WHAT YOU ARE ASKED TO DO =
Your job is to restate each entry word for word.

INPUT =

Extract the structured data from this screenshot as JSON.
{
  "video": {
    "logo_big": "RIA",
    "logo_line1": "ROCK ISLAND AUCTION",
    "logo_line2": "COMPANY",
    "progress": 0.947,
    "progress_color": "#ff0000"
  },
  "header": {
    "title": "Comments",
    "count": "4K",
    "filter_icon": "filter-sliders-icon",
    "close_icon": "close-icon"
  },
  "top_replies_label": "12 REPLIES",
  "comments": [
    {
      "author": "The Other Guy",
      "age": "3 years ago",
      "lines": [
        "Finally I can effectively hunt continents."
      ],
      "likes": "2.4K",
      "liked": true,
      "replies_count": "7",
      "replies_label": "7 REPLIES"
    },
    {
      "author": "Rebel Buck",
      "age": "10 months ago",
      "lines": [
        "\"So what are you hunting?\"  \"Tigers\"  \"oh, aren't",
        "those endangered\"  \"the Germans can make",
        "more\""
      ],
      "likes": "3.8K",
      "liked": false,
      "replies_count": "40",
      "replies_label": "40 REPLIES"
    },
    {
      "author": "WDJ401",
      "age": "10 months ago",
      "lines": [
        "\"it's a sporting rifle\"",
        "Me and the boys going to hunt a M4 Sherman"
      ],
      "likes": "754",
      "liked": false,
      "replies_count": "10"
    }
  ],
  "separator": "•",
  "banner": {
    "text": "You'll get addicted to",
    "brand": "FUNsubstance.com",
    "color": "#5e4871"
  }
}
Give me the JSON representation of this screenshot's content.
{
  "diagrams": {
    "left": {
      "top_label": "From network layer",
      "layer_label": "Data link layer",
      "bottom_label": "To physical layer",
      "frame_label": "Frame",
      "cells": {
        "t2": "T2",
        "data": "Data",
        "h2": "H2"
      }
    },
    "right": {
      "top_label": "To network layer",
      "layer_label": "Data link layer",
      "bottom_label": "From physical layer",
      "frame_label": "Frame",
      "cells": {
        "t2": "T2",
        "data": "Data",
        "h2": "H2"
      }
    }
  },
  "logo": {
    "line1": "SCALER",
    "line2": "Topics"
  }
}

ANSWER FOR THE TASK =
Extract the structured data from this screenshot as JSON.
{
  "video": {
    "logo_big": "RIA",
    "logo_line1": "ROCK ISLAND AUCTION",
    "logo_line2": "COMPANY",
    "progress": 0.947,
    "progress_color": "#ff0000"
  },
  "header": {
    "title": "Comments",
    "count": "4K",
    "filter_icon": "filter-sliders-icon",
    "close_icon": "close-icon"
  },
  "top_replies_label": "12 REPLIES",
  "comments": [
    {
      "author": "The Other Guy",
      "age": "3 years ago",
      "lines": [
        "Finally I can effectively hunt continents."
      ],
      "likes": "2.4K",
      "liked": true,
      "replies_count": "7",
      "replies_label": "7 REPLIES"
    },
    {
      "author": "Rebel Buck",
      "age": "10 months ago",
      "lines": [
        "\"So what are you hunting?\"  \"Tigers\"  \"oh, aren't",
        "those endangered\"  \"the Germans can make",
        "more\""
      ],
      "likes": "3.8K",
      "liked": false,
      "replies_count": "40",
      "replies_label": "40 REPLIES"
    },
    {
      "author": "WDJ401",
      "age": "10 months ago",
      "lines": [
        "\"it's a sporting rifle\"",
        "Me and the boys going to hunt a M4 Sherman"
      ],
      "likes": "754",
      "liked": false,
      "replies_count": "10"
    }
  ],
  "separator": "•",
  "banner": {
    "text": "You'll get addicted to",
    "brand": "FUNsubstance.com",
    "color": "#5e4871"
  }
}
Give me the JSON representation of this screenshot's content.
{
  "diagrams": {
    "left": {
      "top_label": "From network layer",
      "layer_label": "Data link layer",
      "bottom_label": "To physical layer",
      "frame_label": "Frame",
      "cells": {
        "t2": "T2",
        "data": "Data",
        "h2": "H2"
      }
    },
    "right": {
      "top_label": "To network layer",
      "layer_label": "Data link layer",
      "bottom_label": "From physical layer",
      "frame_label": "Frame",
      "cells": {
        "t2": "T2",
        "data": "Data",
        "h2": "H2"
      }
    }
  },
  "logo": {
    "line1": "SCALER",
    "line2": "Topics"
  }
}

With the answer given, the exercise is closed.